▶ [EXERCISE SET]
1. Answer these questions using the court opinion in Hill v. Bradley.
(a) How large was the verdict and judgment Marvin Bradley obtained against Richard L. Hill?
(b) At what time and on what date did the accident occur?
(c) Where did the two young men stop to meet Miss Smith?
2. Carry on the court opinion in Hill v. Bradley, starting right after its final sentence.

▶ [ARTICLE]
Case ID: va_186/html/0394-01.html
Source: Caselaw Access Project
Author: {"author": "Hudgins, J.,", "license": "Public Domain", "url": "https://static.case.law/"}
Date Created: 2024-08-24T03:29:51.129683

Richmond
    Richard L. Hill v. Marvin Bradley.
    June 9, 1947.
    Record No. 3204.
    Present, All the Justices.
    The opinion states the case.
    
      Leon T. Seavoell, for the plaintiff in error.
    
      
      Carmel & Carmel, for the defendant in error.
   Hudgins, J.,

delivered the opinion of the court.

This record brings under review the proceedings of a trial in which Marvin Bradley obtained a $4,000 verdict and judgment against Richard L. Hill for personal injuries sustained in an automobile accident.

The decisive question presented is whether the evidence is sufficient to convict the defendant of gross negligence.

The accident occurred about 11:30 P. M. on September 13, 1945, under the following circumstances: Hill and Bradley were friends and had been together since 6:00 P. M. At approximately 11:00 P. M. the two young men stopped at the Sweet Shop in Phoebus to meet Miss Smith and take her to Hampton. Miss Smith was seated in the coupe between Hill, the driver, and Bradley, who was seated on the right hand side with his right arm resting on the door of his car.

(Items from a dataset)
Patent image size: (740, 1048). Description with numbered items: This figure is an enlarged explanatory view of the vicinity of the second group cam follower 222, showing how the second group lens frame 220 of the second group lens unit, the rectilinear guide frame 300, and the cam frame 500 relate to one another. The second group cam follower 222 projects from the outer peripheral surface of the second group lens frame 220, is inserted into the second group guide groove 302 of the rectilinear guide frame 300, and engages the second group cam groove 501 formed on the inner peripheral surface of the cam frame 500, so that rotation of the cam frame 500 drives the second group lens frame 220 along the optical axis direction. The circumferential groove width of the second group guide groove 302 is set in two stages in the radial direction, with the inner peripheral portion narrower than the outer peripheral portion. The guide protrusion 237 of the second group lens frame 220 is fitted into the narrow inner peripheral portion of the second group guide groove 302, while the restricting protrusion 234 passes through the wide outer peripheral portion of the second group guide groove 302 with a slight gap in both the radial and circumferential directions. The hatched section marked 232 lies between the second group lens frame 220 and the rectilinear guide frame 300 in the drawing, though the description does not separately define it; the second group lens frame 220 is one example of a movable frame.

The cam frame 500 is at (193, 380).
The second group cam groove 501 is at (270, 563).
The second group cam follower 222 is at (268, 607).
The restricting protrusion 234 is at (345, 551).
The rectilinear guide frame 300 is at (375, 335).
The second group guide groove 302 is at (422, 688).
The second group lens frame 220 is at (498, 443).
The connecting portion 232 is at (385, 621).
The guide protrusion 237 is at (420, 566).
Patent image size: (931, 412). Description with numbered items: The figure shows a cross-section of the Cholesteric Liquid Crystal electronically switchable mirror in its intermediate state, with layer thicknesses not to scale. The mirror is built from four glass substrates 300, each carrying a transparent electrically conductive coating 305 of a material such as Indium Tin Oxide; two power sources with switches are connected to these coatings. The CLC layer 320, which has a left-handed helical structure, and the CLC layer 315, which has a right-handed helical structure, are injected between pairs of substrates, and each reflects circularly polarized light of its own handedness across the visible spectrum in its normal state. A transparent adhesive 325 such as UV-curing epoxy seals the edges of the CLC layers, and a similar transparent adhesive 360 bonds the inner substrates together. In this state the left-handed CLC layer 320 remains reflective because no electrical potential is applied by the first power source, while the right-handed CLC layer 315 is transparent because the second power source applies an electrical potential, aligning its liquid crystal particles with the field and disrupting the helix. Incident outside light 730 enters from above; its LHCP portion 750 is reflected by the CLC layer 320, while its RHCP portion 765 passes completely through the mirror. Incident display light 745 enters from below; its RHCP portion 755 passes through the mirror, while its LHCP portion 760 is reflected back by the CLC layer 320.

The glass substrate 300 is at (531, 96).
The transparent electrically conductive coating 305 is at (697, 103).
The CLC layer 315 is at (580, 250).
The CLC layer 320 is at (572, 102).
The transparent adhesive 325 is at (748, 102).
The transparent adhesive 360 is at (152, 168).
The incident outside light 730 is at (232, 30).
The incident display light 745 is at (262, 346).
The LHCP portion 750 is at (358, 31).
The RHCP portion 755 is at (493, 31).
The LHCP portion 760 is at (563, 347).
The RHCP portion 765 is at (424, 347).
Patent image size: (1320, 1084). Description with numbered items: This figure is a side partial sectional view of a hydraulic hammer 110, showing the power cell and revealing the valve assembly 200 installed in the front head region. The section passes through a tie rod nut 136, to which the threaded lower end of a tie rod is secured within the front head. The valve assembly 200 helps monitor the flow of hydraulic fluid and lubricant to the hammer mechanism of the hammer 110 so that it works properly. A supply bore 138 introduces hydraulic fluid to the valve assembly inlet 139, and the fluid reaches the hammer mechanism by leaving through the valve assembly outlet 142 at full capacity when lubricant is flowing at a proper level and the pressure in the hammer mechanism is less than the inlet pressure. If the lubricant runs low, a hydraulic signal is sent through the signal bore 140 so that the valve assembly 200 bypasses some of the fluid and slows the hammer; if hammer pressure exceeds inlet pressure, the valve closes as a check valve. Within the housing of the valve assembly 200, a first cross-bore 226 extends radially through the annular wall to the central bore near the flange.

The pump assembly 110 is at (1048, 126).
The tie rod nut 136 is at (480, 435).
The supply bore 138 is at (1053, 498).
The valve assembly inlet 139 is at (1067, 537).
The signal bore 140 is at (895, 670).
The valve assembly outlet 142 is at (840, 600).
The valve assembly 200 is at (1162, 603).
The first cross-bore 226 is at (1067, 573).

▶ [OUTPUTS BY TASK]
1.
(a) $4,000
(b) About 11:30 P. M. on September 13, 1945
(c) At the Sweet Shop in Phoebus

2.
The highway (Route 60) from Phoebus to Hampton, at the place of the accident, is paved with brick and there are double streetcar tracks in the center. The streetcar tracks, at a left curve,- had sunk from one and one-half to two inches below the surface of the highway. As the automobile was turning the curve, the rear wheels caught in the ruts of the sunken tracks; the defendant, in attempting to steer the automobile out of the ruts, lost control, and the automobile skidded to the right and struck a telephone pole which was close to the curb.

It is alleged in the notice of motion that the defendant, “in defiance of the advice and directions given him by his fellow passengers,” operated his vehicle around the curve at an excessive and high rate of speed, and hence was guilty of gross negligence.

The testimony was that, while the defendant had driven over the highway on several occasions prior to the accident, he did not know of the depressions caused by the sinking of the street-car tracks, nor did he fully realize the sharpness of the curve. He had been in the Navy since 1942 and had visited his sisters, who lived in the vicinity, only when on leave. During the previous two months, he had visited them two or three times a week. Plaintiff, on the other hand, had full knowledge of the sharpness of the curve and the fact that the streetcar tracks were sunken. He described the conditions as “a menace to driving.” Miss Smith testified that she said to defendant: “Dick, please slow down,” and that, at the same time or immediately thereafter, Bradley said: “ ‘Slow down on account of the curve,’ or something.” She did not remember whether the brakes were applied, “because right after that is when I remember hitting.”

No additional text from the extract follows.